**Text section**
########################################
Basic Principles & Sequences for Whole Organ MRSI - Brain & Body

Dennis W. J. Klomp^1,2

¹Radiology, Center of Image Science, University Medical Center Utrecht, Utrecht, the Netherlands

²MR Coils BV, Utrecht, Drunen and Zaltbommel, the Netherlands

(2016 ISMRM Annual Meeting in Singapore. Advanced MR Spectroscopy. Sunday, May 8, 2016)

Metabolic imaging is a powerful means to investigate function of organs, diagnose diseases, or assess treatment efficacy. In comparison to morphologic imaging, detection of metabolism may more directly assess the viability of tissue, and potentially can reveal alterations in disease or treatment progression at earlier stage. While Positron Emission Tomography (PET) can reveal influx of specifically labeled metabolites non-invasively in the human body, Magnetic Resonance Spectroscopy (MRS) can show many naturally abundant metabolites at the same scan time. Moreover, MRS can be combined with spatial encoding facilitating MRS Imaging (MRSI) that can be used for non-invasive metabolic imaging in the human body.

In comparison to PET, MRSI has a much lower intrinsic sensitivity, caused by limited signal to noise ratio (SNR). Moreover, in comparison to MRI, MRSI is more sensitive to MR system imperfections causing potential signal overlap from the many metabolites.

In this course, the basics of maximizing SNR while minimizing sensitivity to system imperfections in MRSI of the human body are discussed using example applications in brain, prostate, breast, and body tuned for the nucleus of ¹H, ³¹P and ¹⁹F.

¹H brain MRSI

The challenges in optimizing 1H MRSI of the human brain are providing a homogenous magnetic field throughout the brain, while excluding signal bleed from the orders of magnitude higher signals originating outside the brain (i.e. skull). Traditionally, preselected boxes of spins are excited and refocused to exclude any signal outside the brain. However, these require high bandwidth RF pulses that either cannot be provided by the MRI system, or cause substantial RF power deposition that hinder the efficiency of MRSI. Alternative means to suppress these outer volume signals will be demonstrated in order to obtain spatiotemporal resolutions of 3x3x5mm in 5 minutes.

¹H prostate MRSI

The use of preselection boxes in 1H MRSI of the prostate is crucial as the surrounded volume of tissue covered by the receiver coils is orders of magnitude larger than the prostate itself. Moreover, the magnetic field surrounding the prostate is far from uniform, which could cause ineffective water and lipid suppression. The RF pulses that provide the preselection coincide with increased echo times, giving rise to complex spectral appearance of signals from strongly coupled spin systems like in the highly abundant metabolite of citrate. Tuning optimal echo times while providing highly robust lipid suppression techniques will be demonstrated to facilitate high quality 3D MRSI of the human prostate.
########################################
**Extracted records**
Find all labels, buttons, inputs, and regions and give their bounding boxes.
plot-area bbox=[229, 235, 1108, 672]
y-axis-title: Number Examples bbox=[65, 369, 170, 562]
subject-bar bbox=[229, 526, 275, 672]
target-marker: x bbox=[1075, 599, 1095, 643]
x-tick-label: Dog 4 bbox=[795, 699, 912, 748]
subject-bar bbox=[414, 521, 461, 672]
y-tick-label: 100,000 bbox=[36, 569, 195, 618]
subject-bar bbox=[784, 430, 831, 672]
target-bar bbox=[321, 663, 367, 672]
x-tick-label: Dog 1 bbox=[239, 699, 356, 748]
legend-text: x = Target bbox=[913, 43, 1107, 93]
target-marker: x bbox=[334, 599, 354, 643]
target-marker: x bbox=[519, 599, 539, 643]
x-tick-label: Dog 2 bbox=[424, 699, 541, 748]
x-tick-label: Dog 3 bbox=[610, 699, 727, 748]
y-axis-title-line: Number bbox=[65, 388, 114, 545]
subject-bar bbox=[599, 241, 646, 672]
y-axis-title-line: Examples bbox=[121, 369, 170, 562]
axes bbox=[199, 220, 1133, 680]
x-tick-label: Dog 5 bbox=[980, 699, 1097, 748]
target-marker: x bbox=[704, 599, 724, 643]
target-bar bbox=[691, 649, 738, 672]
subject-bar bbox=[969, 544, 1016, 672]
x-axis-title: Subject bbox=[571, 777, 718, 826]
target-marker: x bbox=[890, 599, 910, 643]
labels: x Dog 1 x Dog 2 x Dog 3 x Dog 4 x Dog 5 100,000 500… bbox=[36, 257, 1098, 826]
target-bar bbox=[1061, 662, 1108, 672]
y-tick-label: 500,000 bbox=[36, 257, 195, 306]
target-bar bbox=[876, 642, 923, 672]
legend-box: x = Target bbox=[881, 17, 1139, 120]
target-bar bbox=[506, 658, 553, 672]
########################################
**Problems to work on**
a. In the MRSI abstract, what spatiotemporal resolution for ¹H brain MRSI is to be demonstrated?
b. Please extract everything in the MRSI abstract from "Basic Principles &" down to "May 8, 2016)", copying it word for word.

**Responses per task**
a. 3x3x5mm in 5 minutes.

b.
Basic Principles & Sequences for Whole Organ MRSI - Brain & Body

Dennis W. J. Klomp^1,2

¹Radiology, Center of Image Science, University Medical Center Utrecht, Utrecht, the Netherlands

²MR Coils BV, Utrecht, Drunen and Zaltbommel, the Netherlands

(2016 ISMRM Annual Meeting in Singapore. Advanced MR Spectroscopy. Sunday, May 8, 2016)